◆ Problem to solve
Say how many lines of the entries below include "formed", giving nothing but that number.

Document page transcript entries:
<<<<

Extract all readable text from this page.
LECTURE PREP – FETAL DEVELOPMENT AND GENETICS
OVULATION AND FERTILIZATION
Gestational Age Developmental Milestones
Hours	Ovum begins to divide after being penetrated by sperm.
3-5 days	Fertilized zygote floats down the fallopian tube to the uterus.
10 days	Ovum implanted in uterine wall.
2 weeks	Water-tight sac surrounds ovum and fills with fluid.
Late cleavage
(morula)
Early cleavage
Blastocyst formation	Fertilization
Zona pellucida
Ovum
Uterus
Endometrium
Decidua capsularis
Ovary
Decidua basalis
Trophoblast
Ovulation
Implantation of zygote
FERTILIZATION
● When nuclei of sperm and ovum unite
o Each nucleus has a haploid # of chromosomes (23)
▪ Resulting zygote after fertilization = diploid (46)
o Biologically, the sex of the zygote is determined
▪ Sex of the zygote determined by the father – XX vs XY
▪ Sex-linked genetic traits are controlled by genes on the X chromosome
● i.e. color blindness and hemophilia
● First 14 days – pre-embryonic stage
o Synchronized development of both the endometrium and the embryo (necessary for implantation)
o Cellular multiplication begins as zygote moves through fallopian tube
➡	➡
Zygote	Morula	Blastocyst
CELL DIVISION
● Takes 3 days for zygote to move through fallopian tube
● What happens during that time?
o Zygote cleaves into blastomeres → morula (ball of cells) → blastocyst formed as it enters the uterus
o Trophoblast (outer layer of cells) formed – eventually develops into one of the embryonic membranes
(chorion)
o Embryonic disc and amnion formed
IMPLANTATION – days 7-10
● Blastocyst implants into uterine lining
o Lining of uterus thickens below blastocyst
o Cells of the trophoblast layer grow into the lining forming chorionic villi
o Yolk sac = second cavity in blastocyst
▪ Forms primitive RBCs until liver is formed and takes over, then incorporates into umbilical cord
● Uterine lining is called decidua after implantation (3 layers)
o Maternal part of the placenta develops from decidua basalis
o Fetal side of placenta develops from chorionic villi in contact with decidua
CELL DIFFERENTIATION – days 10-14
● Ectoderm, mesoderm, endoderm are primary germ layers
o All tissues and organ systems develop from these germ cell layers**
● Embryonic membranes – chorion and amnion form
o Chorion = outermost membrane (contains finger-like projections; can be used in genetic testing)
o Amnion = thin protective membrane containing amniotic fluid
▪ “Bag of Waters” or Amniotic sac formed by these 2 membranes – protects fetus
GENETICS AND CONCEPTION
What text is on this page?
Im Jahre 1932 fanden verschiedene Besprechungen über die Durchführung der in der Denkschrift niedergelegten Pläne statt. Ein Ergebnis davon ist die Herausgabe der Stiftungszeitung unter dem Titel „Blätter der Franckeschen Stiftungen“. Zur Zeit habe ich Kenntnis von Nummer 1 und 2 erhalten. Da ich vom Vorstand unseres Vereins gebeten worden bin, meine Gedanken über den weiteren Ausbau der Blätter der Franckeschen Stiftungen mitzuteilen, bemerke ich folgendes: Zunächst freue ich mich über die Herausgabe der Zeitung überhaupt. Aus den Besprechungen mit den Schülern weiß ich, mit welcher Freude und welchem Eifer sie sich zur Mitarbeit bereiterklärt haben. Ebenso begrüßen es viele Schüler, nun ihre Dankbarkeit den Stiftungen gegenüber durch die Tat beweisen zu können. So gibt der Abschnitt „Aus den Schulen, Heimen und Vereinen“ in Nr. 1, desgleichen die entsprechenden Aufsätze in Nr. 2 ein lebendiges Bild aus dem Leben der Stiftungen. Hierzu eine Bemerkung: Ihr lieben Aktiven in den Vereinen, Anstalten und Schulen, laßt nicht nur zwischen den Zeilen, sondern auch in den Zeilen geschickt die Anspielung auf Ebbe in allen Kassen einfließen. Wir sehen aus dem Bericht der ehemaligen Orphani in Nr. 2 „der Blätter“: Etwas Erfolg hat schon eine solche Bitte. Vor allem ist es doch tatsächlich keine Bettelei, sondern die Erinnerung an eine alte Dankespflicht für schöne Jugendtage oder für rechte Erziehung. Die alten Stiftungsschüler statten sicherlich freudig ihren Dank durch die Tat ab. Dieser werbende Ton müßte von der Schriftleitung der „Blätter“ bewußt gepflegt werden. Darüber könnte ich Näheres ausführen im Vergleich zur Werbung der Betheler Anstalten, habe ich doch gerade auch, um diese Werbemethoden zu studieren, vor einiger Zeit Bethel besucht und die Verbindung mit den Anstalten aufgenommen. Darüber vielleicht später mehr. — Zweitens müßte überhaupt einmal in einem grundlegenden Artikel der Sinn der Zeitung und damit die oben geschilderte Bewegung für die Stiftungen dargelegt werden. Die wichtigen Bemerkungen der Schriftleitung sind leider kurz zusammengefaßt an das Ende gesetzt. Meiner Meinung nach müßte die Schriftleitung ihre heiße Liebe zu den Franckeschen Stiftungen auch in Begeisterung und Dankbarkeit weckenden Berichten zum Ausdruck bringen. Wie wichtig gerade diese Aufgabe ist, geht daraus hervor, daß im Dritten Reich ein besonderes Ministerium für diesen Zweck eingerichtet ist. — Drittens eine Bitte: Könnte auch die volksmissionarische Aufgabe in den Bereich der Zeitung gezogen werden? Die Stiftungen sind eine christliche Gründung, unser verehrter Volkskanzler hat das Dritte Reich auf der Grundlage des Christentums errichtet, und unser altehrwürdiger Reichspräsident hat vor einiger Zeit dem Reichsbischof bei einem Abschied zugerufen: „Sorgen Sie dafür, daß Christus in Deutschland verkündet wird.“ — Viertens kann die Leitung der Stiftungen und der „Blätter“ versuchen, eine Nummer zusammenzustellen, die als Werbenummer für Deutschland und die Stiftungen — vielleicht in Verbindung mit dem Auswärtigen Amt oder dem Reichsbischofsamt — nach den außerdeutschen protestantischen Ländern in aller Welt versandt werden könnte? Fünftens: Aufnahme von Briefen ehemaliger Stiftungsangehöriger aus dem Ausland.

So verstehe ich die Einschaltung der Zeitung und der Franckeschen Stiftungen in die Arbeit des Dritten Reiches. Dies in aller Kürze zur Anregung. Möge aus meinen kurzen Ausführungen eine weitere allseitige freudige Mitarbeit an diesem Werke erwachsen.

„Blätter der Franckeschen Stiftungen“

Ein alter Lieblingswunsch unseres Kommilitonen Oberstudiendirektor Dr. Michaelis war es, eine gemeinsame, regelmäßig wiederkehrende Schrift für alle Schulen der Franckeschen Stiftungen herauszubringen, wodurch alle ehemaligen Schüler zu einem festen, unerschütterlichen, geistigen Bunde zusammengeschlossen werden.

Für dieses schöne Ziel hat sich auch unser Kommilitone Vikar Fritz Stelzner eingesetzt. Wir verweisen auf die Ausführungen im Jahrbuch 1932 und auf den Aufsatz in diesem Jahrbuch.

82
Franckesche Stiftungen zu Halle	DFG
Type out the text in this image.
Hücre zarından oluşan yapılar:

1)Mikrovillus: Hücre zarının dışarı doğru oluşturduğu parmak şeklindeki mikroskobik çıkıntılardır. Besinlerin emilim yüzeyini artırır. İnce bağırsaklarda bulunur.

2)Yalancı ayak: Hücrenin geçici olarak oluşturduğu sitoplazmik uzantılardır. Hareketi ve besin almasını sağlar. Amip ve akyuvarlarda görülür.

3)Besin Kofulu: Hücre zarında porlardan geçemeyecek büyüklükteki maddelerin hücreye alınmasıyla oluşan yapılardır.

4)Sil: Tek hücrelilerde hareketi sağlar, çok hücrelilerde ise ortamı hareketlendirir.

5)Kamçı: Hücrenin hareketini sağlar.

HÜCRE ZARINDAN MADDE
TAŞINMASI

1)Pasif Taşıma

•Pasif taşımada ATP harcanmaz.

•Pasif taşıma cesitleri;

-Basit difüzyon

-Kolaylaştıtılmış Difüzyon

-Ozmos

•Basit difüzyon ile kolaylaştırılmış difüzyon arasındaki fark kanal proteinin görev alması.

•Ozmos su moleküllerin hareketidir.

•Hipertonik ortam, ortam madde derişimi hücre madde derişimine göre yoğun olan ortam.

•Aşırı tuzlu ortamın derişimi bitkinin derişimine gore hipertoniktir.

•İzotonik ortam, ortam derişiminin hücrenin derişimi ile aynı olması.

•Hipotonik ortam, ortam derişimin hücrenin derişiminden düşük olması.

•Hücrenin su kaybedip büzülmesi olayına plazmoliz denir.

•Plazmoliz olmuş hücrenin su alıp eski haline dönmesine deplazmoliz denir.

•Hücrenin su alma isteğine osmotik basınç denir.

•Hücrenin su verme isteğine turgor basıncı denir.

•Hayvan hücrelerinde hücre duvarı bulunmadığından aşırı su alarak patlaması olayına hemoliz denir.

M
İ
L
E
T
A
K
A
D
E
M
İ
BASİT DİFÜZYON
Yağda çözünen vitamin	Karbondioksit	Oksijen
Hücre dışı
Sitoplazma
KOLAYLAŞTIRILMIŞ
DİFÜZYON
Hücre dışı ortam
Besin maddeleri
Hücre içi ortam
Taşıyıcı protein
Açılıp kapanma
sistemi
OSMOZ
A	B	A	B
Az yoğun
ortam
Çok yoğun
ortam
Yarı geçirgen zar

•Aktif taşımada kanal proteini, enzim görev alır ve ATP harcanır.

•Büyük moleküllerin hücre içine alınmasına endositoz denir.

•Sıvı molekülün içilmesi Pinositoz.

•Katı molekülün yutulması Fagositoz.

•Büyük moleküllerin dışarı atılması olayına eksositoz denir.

>>>>

◆ Your response
5